### Exercise
Transcribe all the entries word for word, omitting any pictures they contain.

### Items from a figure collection
□ □ □ □ □
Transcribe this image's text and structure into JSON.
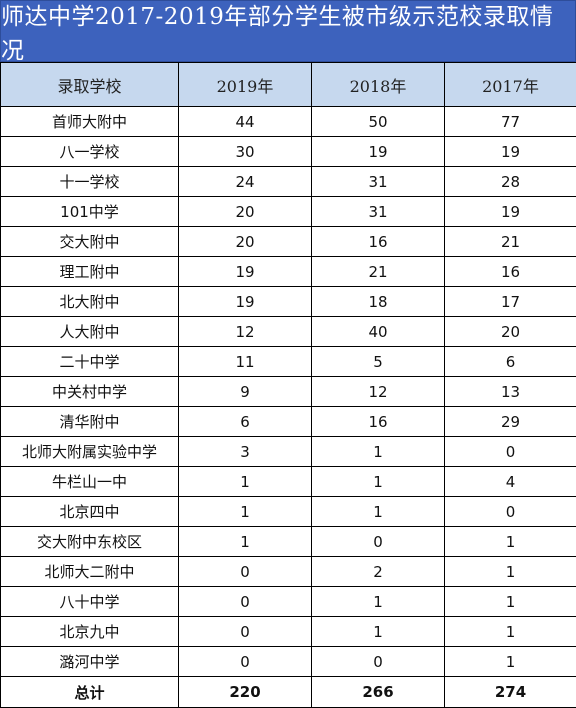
{
  "title": "师达中学2017-2019年部分学生被市级示范校录取情况",
  "header": {
    "col_school": "录取学校",
    "col_2019": "2019年",
    "col_2018": "2018年",
    "col_2017": "2017年"
  },
  "rows": [
    {
      "school": "首师大附中",
      "y2019": "44",
      "y2018": "50",
      "y2017": "77"
    },
    {
      "school": "八一学校",
      "y2019": "30",
      "y2018": "19",
      "y2017": "19"
    },
    {
      "school": "十一学校",
      "y2019": "24",
      "y2018": "31",
      "y2017": "28"
    },
    {
      "school": "101中学",
      "y2019": "20",
      "y2018": "31",
      "y2017": "19"
    },
    {
      "school": "交大附中",
      "y2019": "20",
      "y2018": "16",
      "y2017": "21"
    },
    {
      "school": "理工附中",
      "y2019": "19",
      "y2018": "21",
      "y2017": "16"
    },
    {
      "school": "北大附中",
      "y2019": "19",
      "y2018": "18",
      "y2017": "17"
    },
    {
      "school": "人大附中",
      "y2019": "12",
      "y2018": "40",
      "y2017": "20"
    },
    {
      "school": "二十中学",
      "y2019": "11",
      "y2018": "5",
      "y2017": "6"
    },
    {
      "school": "中关村中学",
      "y2019": "9",
      "y2018": "12",
      "y2017": "13"
    },
    {
      "school": "清华附中",
      "y2019": "6",
      "y2018": "16",
      "y2017": "29"
    },
    {
      "school": "北师大附属实验中学",
      "y2019": "3",
      "y2018": "1",
      "y2017": "0"
    },
    {
      "school": "牛栏山一中",
      "y2019": "1",
      "y2018": "1",
      "y2017": "4"
    },
    {
      "school": "北京四中",
      "y2019": "1",
      "y2018": "1",
      "y2017": "0"
    },
    {
      "school": "交大附中东校区",
      "y2019": "1",
      "y2018": "0",
      "y2017": "1"
    },
    {
      "school": "北师大二附中",
      "y2019": "0",
      "y2018": "2",
      "y2017": "1"
    },
    {
      "school": "八十中学",
      "y2019": "0",
      "y2018": "1",
      "y2017": "1"
    },
    {
      "school": "北京九中",
      "y2019": "0",
      "y2018": "1",
      "y2017": "1"
    },
    {
      "school": "潞河中学",
      "y2019": "0",
      "y2018": "0",
      "y2017": "1"
    }
  ],
  "total": {
    "label": "总计",
    "y2019": "220",
    "y2018": "266",
    "y2017": "274"
  },
  "colors": {
    "title_bg": "#3d62bd",
    "header_bg": "#c6d8ee"
  }
}
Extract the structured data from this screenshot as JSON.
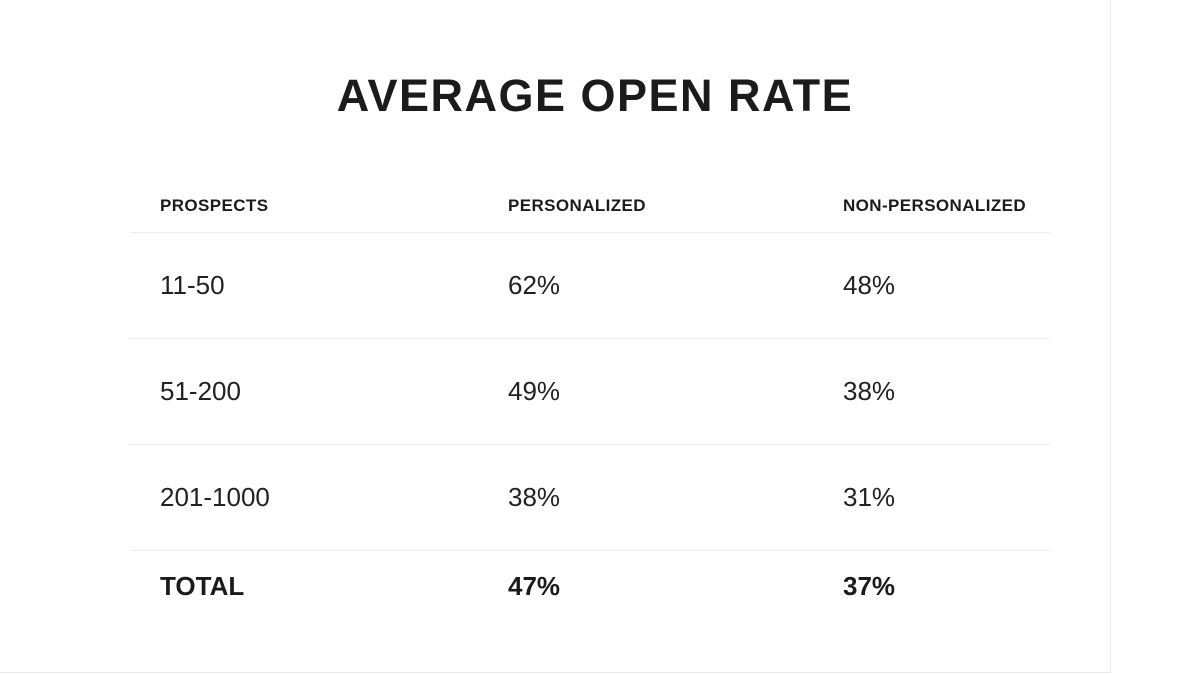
{
  "slide": {
    "title": "AVERAGE OPEN RATE"
  },
  "chart_data": {
    "type": "table",
    "title": "AVERAGE OPEN RATE",
    "columns": [
      "PROSPECTS",
      "PERSONALIZED",
      "NON-PERSONALIZED"
    ],
    "rows": [
      [
        "11-50",
        "62%",
        "48%"
      ],
      [
        "51-200",
        "49%",
        "38%"
      ],
      [
        "201-1000",
        "38%",
        "31%"
      ]
    ],
    "total_row": [
      "TOTAL",
      "47%",
      "37%"
    ],
    "series": [
      {
        "name": "PERSONALIZED",
        "values_pct": [
          62,
          49,
          38
        ],
        "total_pct": 47
      },
      {
        "name": "NON-PERSONALIZED",
        "values_pct": [
          48,
          38,
          31
        ],
        "total_pct": 37
      }
    ],
    "prospect_buckets": [
      "11-50",
      "51-200",
      "201-1000"
    ]
  },
  "colors": {
    "background": "#ffffff",
    "text": "#1b1b1b",
    "divider": "#ececec",
    "slide_edge": "#e8e8e8"
  }
}
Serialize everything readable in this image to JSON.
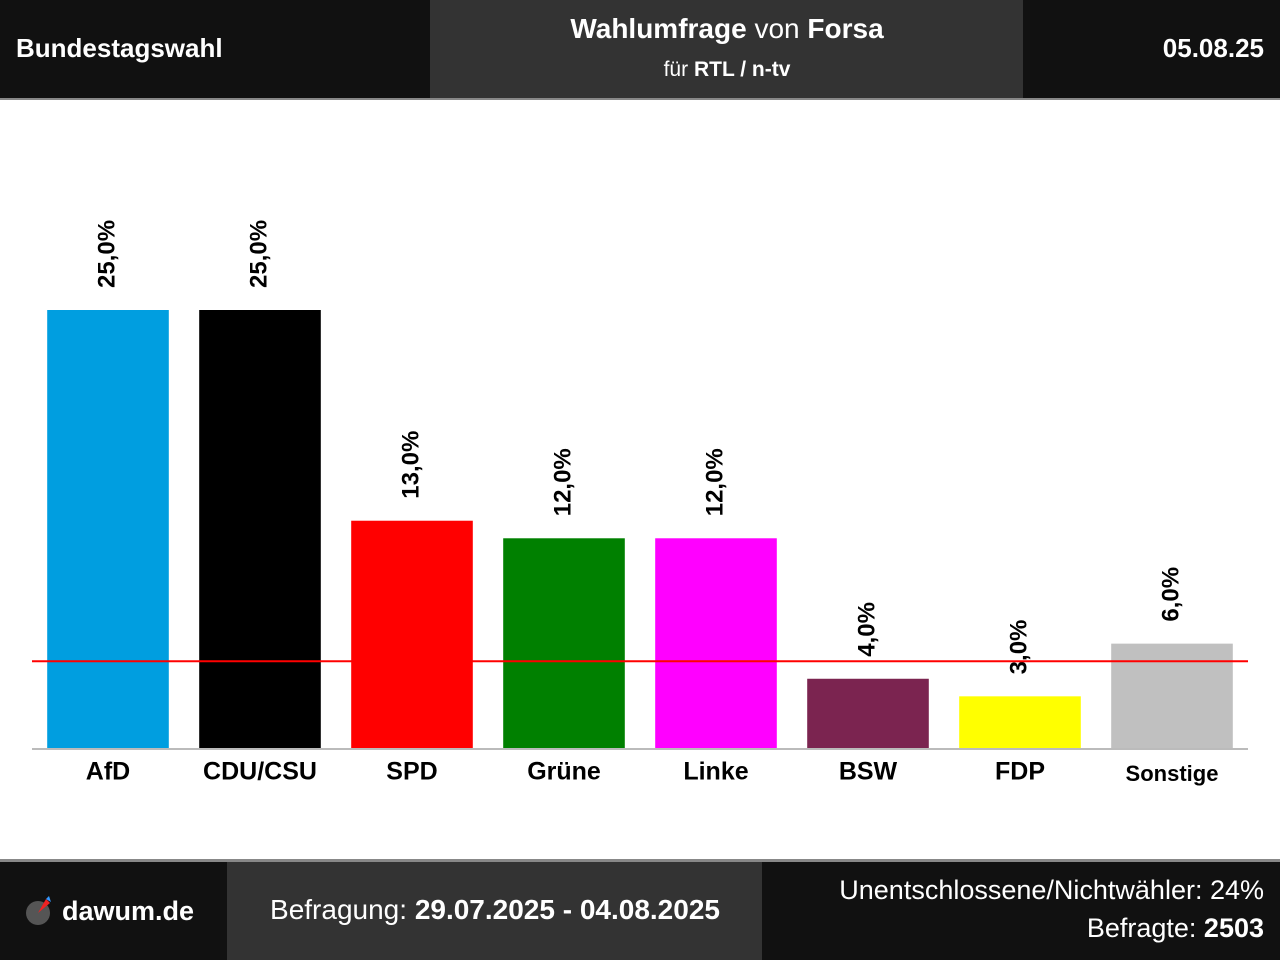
□ □ □ □ □
### Answer to this task
Transcribe this image's text and structure into JSON.
{
  "title": "师达中学2017-2019年部分学生被市级示范校录取情况",
  "header": {
    "col_school": "录取学校",
    "col_2019": "2019年",
    "col_2018": "2018年",
    "col_2017": "2017年"
  },
  "rows": [
    {
      "school": "首师大附中",
      "y2019": "44",
      "y2018": "50",
      "y2017": "77"
    },
    {
      "school": "八一学校",
      "y2019": "30",
      "y2018": "19",
      "y2017": "19"
    },
    {
      "school": "十一学校",
      "y2019": "24",
      "y2018": "31",
      "y2017": "28"
    },
    {
      "school": "101中学",
      "y2019": "20",
      "y2018": "31",
      "y2017": "19"
    },
    {
      "school": "交大附中",
      "y2019": "20",
      "y2018": "16",
      "y2017": "21"
    },
    {
      "school": "理工附中",
      "y2019": "19",
      "y2018": "21",
      "y2017": "16"
    },
    {
      "school": "北大附中",
      "y2019": "19",
      "y2018": "18",
      "y2017": "17"
    },
    {
      "school": "人大附中",
      "y2019": "12",
      "y2018": "40",
      "y2017": "20"
    },
    {
      "school": "二十中学",
      "y2019": "11",
      "y2018": "5",
      "y2017": "6"
    },
    {
      "school": "中关村中学",
      "y2019": "9",
      "y2018": "12",
      "y2017": "13"
    },
    {
      "school": "清华附中",
      "y2019": "6",
      "y2018": "16",
      "y2017": "29"
    },
    {
      "school": "北师大附属实验中学",
      "y2019": "3",
      "y2018": "1",
      "y2017": "0"
    },
    {
      "school": "牛栏山一中",
      "y2019": "1",
      "y2018": "1",
      "y2017": "4"
    },
    {
      "school": "北京四中",
      "y2019": "1",
      "y2018": "1",
      "y2017": "0"
    },
    {
      "school": "交大附中东校区",
      "y2019": "1",
      "y2018": "0",
      "y2017": "1"
    },
    {
      "school": "北师大二附中",
      "y2019": "0",
      "y2018": "2",
      "y2017": "1"
    },
    {
      "school": "八十中学",
      "y2019": "0",
      "y2018": "1",
      "y2017": "1"
    },
    {
      "school": "北京九中",
      "y2019": "0",
      "y2018": "1",
      "y2017": "1"
    },
    {
      "school": "潞河中学",
      "y2019": "0",
      "y2018": "0",
      "y2017": "1"
    }
  ],
  "total": {
    "label": "总计",
    "y2019": "220",
    "y2018": "266",
    "y2017": "274"
  },
  "colors": {
    "title_bg": "#3d62bd",
    "header_bg": "#c6d8ee"
  }
}
Extract the structured data from this screenshot as JSON.
{
  "slide": {
    "title": "AVERAGE OPEN RATE"
  },
  "chart_data": {
    "type": "table",
    "title": "AVERAGE OPEN RATE",
    "columns": [
      "PROSPECTS",
      "PERSONALIZED",
      "NON-PERSONALIZED"
    ],
    "rows": [
      [
        "11-50",
        "62%",
        "48%"
      ],
      [
        "51-200",
        "49%",
        "38%"
      ],
      [
        "201-1000",
        "38%",
        "31%"
      ]
    ],
    "total_row": [
      "TOTAL",
      "47%",
      "37%"
    ],
    "series": [
      {
        "name": "PERSONALIZED",
        "values_pct": [
          62,
          49,
          38
        ],
        "total_pct": 47
      },
      {
        "name": "NON-PERSONALIZED",
        "values_pct": [
          48,
          38,
          31
        ],
        "total_pct": 37
      }
    ],
    "prospect_buckets": [
      "11-50",
      "51-200",
      "201-1000"
    ]
  },
  "colors": {
    "background": "#ffffff",
    "text": "#1b1b1b",
    "divider": "#ececec",
    "slide_edge": "#e8e8e8"
  }
}
Serialize everything readable in this image to JSON.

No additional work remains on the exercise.